* [WHAT THE TASK REQUIRES]:
Retype all of the listing exactly, passing over any picture you find.

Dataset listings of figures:
◆ ◆ ◆ ◆ ◆ ◆ ◆

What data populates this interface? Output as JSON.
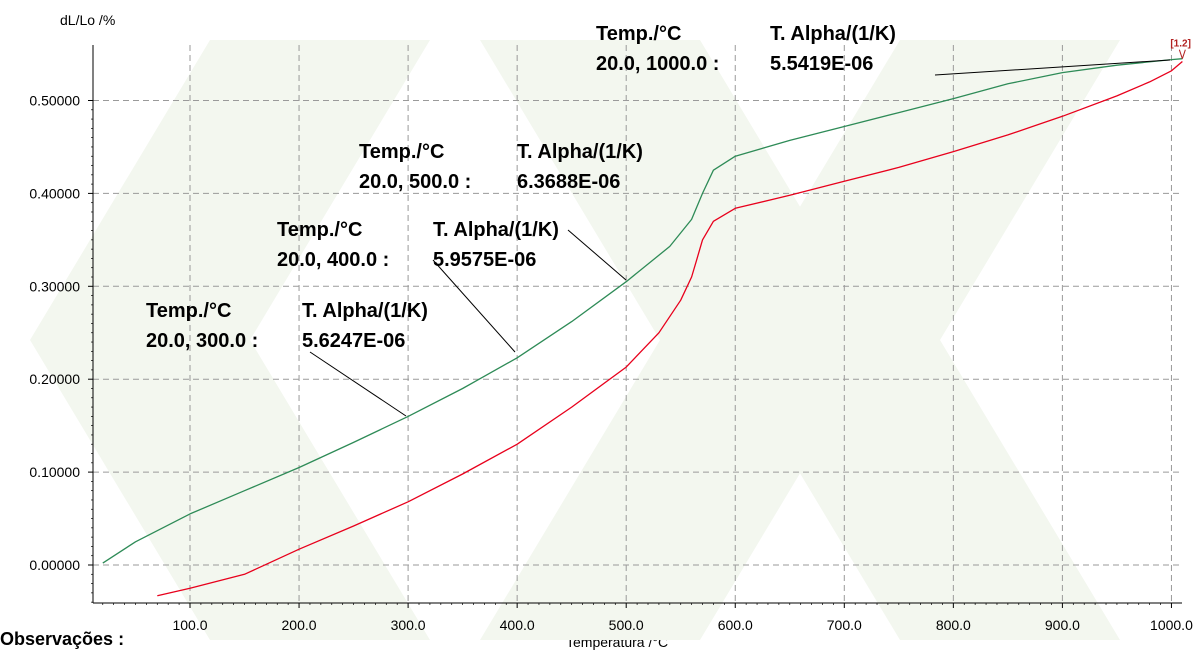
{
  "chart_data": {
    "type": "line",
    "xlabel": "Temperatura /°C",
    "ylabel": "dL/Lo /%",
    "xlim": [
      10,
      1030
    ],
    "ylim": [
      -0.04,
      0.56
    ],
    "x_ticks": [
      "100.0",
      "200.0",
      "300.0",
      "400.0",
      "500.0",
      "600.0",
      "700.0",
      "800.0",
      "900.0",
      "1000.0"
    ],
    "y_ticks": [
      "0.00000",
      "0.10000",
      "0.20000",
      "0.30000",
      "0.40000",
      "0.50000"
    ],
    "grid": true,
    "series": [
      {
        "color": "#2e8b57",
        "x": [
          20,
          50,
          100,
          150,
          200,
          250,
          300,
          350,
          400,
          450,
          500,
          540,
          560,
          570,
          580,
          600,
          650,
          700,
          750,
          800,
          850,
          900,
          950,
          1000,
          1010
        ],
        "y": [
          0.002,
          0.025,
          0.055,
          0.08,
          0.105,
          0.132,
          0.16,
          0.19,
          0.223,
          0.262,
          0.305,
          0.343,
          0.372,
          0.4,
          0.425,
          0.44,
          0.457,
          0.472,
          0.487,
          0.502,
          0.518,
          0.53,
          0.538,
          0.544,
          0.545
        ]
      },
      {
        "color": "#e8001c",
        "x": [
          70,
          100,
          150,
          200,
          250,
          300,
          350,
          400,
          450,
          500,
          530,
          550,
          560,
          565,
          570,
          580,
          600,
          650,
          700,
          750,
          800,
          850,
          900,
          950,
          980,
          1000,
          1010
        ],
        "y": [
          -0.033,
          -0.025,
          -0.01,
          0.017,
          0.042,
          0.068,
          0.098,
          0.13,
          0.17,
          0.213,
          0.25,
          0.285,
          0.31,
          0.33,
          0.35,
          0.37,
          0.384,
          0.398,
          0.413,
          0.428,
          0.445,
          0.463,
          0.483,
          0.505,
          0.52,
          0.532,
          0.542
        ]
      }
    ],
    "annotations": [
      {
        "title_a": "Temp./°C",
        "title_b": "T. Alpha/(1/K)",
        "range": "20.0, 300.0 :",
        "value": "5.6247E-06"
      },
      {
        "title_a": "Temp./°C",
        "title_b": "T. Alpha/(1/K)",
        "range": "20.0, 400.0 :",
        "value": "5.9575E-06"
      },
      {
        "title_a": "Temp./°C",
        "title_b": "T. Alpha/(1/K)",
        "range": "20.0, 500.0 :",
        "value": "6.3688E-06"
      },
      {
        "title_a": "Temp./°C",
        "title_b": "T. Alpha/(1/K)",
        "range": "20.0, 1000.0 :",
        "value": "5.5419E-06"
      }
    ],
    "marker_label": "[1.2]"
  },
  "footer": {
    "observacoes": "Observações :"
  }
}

◆ ◆ ◆ ◆ ◆ ◆ ◆

* [THE RESULT]:
What data populates this interface? Output as JSON.
{
  "chart_data": {
    "type": "line",
    "xlabel": "Temperatura /°C",
    "ylabel": "dL/Lo /%",
    "xlim": [
      10,
      1030
    ],
    "ylim": [
      -0.04,
      0.56
    ],
    "x_ticks": [
      "100.0",
      "200.0",
      "300.0",
      "400.0",
      "500.0",
      "600.0",
      "700.0",
      "800.0",
      "900.0",
      "1000.0"
    ],
    "y_ticks": [
      "0.00000",
      "0.10000",
      "0.20000",
      "0.30000",
      "0.40000",
      "0.50000"
    ],
    "grid": true,
    "series": [
      {
        "color": "#2e8b57",
        "x": [
          20,
          50,
          100,
          150,
          200,
          250,
          300,
          350,
          400,
          450,
          500,
          540,
          560,
          570,
          580,
          600,
          650,
          700,
          750,
          800,
          850,
          900,
          950,
          1000,
          1010
        ],
        "y": [
          0.002,
          0.025,
          0.055,
          0.08,
          0.105,
          0.132,
          0.16,
          0.19,
          0.223,
          0.262,
          0.305,
          0.343,
          0.372,
          0.4,
          0.425,
          0.44,
          0.457,
          0.472,
          0.487,
          0.502,
          0.518,
          0.53,
          0.538,
          0.544,
          0.545
        ]
      },
      {
        "color": "#e8001c",
        "x": [
          70,
          100,
          150,
          200,
          250,
          300,
          350,
          400,
          450,
          500,
          530,
          550,
          560,
          565,
          570,
          580,
          600,
          650,
          700,
          750,
          800,
          850,
          900,
          950,
          980,
          1000,
          1010
        ],
        "y": [
          -0.033,
          -0.025,
          -0.01,
          0.017,
          0.042,
          0.068,
          0.098,
          0.13,
          0.17,
          0.213,
          0.25,
          0.285,
          0.31,
          0.33,
          0.35,
          0.37,
          0.384,
          0.398,
          0.413,
          0.428,
          0.445,
          0.463,
          0.483,
          0.505,
          0.52,
          0.532,
          0.542
        ]
      }
    ],
    "annotations": [
      {
        "title_a": "Temp./°C",
        "title_b": "T. Alpha/(1/K)",
        "range": "20.0, 300.0 :",
        "value": "5.6247E-06"
      },
      {
        "title_a": "Temp./°C",
        "title_b": "T. Alpha/(1/K)",
        "range": "20.0, 400.0 :",
        "value": "5.9575E-06"
      },
      {
        "title_a": "Temp./°C",
        "title_b": "T. Alpha/(1/K)",
        "range": "20.0, 500.0 :",
        "value": "6.3688E-06"
      },
      {
        "title_a": "Temp./°C",
        "title_b": "T. Alpha/(1/K)",
        "range": "20.0, 1000.0 :",
        "value": "5.5419E-06"
      }
    ],
    "marker_label": "[1.2]"
  },
  "footer": {
    "observacoes": "Observações :"
  }
}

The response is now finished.